= TASK BRIEF =
Every record must be repeated exactly, with no omission.

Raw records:
━━━━━━━━━━━━━━━━━━━━

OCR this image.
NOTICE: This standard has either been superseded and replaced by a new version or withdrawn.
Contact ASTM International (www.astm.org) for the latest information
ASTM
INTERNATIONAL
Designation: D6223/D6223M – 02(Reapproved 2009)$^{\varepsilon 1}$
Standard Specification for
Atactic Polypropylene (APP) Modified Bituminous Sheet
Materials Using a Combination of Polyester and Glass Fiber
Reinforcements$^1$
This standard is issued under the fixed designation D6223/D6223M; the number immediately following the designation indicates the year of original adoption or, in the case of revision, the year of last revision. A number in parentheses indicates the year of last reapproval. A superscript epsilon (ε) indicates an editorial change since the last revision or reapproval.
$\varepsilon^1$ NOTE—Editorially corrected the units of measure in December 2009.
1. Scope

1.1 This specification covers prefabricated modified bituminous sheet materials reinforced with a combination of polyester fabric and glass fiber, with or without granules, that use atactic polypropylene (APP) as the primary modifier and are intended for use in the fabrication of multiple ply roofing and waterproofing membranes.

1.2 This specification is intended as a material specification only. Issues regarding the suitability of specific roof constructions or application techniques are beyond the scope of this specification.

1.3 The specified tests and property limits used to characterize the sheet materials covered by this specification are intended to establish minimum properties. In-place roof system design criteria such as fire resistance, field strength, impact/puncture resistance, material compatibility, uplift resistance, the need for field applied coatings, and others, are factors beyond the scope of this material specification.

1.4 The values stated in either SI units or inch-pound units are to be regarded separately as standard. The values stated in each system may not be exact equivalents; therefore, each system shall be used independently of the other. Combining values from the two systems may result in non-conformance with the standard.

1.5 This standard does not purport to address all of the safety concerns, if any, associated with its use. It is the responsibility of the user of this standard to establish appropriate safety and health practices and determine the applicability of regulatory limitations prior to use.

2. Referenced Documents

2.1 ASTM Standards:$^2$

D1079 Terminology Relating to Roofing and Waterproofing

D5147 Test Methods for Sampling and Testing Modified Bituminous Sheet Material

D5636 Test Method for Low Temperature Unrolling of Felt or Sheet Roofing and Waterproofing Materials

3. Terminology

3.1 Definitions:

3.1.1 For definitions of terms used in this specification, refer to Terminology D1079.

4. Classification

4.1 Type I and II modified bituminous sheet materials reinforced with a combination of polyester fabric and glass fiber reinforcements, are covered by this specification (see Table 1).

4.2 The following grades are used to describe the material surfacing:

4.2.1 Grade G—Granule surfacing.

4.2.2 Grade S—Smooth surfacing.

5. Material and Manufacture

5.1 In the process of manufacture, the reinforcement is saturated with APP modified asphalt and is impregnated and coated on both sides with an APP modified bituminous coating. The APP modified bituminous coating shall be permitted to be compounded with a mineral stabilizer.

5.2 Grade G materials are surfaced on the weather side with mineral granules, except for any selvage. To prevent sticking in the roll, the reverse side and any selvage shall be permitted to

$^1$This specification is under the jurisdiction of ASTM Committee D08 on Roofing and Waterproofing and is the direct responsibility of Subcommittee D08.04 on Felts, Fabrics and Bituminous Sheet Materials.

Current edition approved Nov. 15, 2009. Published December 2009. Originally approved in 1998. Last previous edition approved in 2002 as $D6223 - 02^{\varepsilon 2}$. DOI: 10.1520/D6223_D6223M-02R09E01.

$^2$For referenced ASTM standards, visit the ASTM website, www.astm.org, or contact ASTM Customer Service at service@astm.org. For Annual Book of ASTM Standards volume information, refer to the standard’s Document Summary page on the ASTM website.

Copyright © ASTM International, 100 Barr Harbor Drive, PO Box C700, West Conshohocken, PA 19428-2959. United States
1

━━━━━━━━━━━━━━━━━━━━

= EXERCISE SOLUTION =
OCR this image.
NOTICE: This standard has either been superseded and replaced by a new version or withdrawn.
Contact ASTM International (www.astm.org) for the latest information
ASTM
INTERNATIONAL
Designation: D6223/D6223M – 02(Reapproved 2009)$^{\varepsilon 1}$
Standard Specification for
Atactic Polypropylene (APP) Modified Bituminous Sheet
Materials Using a Combination of Polyester and Glass Fiber
Reinforcements$^1$
This standard is issued under the fixed designation D6223/D6223M; the number immediately following the designation indicates the year of original adoption or, in the case of revision, the year of last revision. A number in parentheses indicates the year of last reapproval. A superscript epsilon (ε) indicates an editorial change since the last revision or reapproval.
$\varepsilon^1$ NOTE—Editorially corrected the units of measure in December 2009.
1. Scope

1.1 This specification covers prefabricated modified bituminous sheet materials reinforced with a combination of polyester fabric and glass fiber, with or without granules, that use atactic polypropylene (APP) as the primary modifier and are intended for use in the fabrication of multiple ply roofing and waterproofing membranes.

1.2 This specification is intended as a material specification only. Issues regarding the suitability of specific roof constructions or application techniques are beyond the scope of this specification.

1.3 The specified tests and property limits used to characterize the sheet materials covered by this specification are intended to establish minimum properties. In-place roof system design criteria such as fire resistance, field strength, impact/puncture resistance, material compatibility, uplift resistance, the need for field applied coatings, and others, are factors beyond the scope of this material specification.

1.4 The values stated in either SI units or inch-pound units are to be regarded separately as standard. The values stated in each system may not be exact equivalents; therefore, each system shall be used independently of the other. Combining values from the two systems may result in non-conformance with the standard.

1.5 This standard does not purport to address all of the safety concerns, if any, associated with its use. It is the responsibility of the user of this standard to establish appropriate safety and health practices and determine the applicability of regulatory limitations prior to use.

2. Referenced Documents

2.1 ASTM Standards:$^2$

D1079 Terminology Relating to Roofing and Waterproofing

D5147 Test Methods for Sampling and Testing Modified Bituminous Sheet Material

D5636 Test Method for Low Temperature Unrolling of Felt or Sheet Roofing and Waterproofing Materials

3. Terminology

3.1 Definitions:

3.1.1 For definitions of terms used in this specification, refer to Terminology D1079.

4. Classification

4.1 Type I and II modified bituminous sheet materials reinforced with a combination of polyester fabric and glass fiber reinforcements, are covered by this specification (see Table 1).

4.2 The following grades are used to describe the material surfacing:

4.2.1 Grade G—Granule surfacing.

4.2.2 Grade S—Smooth surfacing.

5. Material and Manufacture

5.1 In the process of manufacture, the reinforcement is saturated with APP modified asphalt and is impregnated and coated on both sides with an APP modified bituminous coating. The APP modified bituminous coating shall be permitted to be compounded with a mineral stabilizer.

5.2 Grade G materials are surfaced on the weather side with mineral granules, except for any selvage. To prevent sticking in the roll, the reverse side and any selvage shall be permitted to

$^1$This specification is under the jurisdiction of ASTM Committee D08 on Roofing and Waterproofing and is the direct responsibility of Subcommittee D08.04 on Felts, Fabrics and Bituminous Sheet Materials.

Current edition approved Nov. 15, 2009. Published December 2009. Originally approved in 1998. Last previous edition approved in 2002 as $D6223 - 02^{\varepsilon 2}$. DOI: 10.1520/D6223_D6223M-02R09E01.

$^2$For referenced ASTM standards, visit the ASTM website, www.astm.org, or contact ASTM Customer Service at service@astm.org. For Annual Book of ASTM Standards volume information, refer to the standard’s Document Summary page on the ASTM website.

Copyright © ASTM International, 100 Barr Harbor Drive, PO Box C700, West Conshohocken, PA 19428-2959. United States
1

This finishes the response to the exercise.